* **Exercise prompt**:
State only the count of lines in the listing below that hold "pole".

* **Data for processing**:
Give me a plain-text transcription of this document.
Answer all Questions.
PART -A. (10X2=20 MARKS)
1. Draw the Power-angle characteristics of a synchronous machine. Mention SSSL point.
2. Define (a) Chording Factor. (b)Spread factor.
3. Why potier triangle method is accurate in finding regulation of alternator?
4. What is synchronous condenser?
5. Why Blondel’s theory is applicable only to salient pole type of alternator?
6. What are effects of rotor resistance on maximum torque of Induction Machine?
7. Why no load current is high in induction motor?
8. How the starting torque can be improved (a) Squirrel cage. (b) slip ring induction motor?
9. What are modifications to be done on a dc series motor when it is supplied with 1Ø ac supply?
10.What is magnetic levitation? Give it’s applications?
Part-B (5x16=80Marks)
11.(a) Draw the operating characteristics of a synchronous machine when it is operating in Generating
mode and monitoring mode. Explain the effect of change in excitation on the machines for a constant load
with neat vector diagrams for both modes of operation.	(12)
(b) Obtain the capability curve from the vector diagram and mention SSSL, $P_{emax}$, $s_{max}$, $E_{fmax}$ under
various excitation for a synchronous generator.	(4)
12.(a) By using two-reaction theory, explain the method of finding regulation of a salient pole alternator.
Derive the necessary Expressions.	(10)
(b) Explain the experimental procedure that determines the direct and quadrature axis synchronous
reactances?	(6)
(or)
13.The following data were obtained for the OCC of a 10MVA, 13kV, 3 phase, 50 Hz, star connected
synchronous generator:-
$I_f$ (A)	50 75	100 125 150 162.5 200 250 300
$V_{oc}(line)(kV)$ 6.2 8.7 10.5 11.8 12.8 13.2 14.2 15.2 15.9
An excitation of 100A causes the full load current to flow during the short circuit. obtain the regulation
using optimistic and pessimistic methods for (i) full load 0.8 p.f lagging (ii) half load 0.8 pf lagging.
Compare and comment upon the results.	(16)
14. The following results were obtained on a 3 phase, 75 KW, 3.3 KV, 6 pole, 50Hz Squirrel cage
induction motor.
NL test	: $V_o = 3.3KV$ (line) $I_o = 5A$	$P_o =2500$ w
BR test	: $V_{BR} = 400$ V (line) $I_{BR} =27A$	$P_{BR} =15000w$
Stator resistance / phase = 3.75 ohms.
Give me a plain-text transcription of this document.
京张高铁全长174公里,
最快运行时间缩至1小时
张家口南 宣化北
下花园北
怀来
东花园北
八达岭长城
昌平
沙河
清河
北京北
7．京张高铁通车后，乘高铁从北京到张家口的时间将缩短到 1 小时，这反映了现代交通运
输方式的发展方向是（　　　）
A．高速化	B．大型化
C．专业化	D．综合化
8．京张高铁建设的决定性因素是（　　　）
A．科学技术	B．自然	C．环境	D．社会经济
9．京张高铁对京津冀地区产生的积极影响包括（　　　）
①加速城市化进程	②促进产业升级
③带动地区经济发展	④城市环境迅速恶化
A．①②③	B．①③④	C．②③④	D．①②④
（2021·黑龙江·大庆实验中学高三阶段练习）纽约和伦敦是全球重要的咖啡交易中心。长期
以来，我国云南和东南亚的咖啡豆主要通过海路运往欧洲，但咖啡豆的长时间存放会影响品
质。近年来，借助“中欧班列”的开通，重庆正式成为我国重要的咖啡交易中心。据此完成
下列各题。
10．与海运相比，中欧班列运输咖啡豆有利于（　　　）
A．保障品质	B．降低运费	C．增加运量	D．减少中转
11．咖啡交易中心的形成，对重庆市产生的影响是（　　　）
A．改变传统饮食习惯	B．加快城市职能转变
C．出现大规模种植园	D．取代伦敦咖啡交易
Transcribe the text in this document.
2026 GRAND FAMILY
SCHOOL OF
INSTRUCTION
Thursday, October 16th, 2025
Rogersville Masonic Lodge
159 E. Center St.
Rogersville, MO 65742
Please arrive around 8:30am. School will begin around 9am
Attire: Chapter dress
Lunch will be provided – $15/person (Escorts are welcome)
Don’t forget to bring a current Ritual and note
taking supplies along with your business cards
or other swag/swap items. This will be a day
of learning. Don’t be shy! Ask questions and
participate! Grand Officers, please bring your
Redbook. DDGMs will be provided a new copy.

* **Written solution**:
3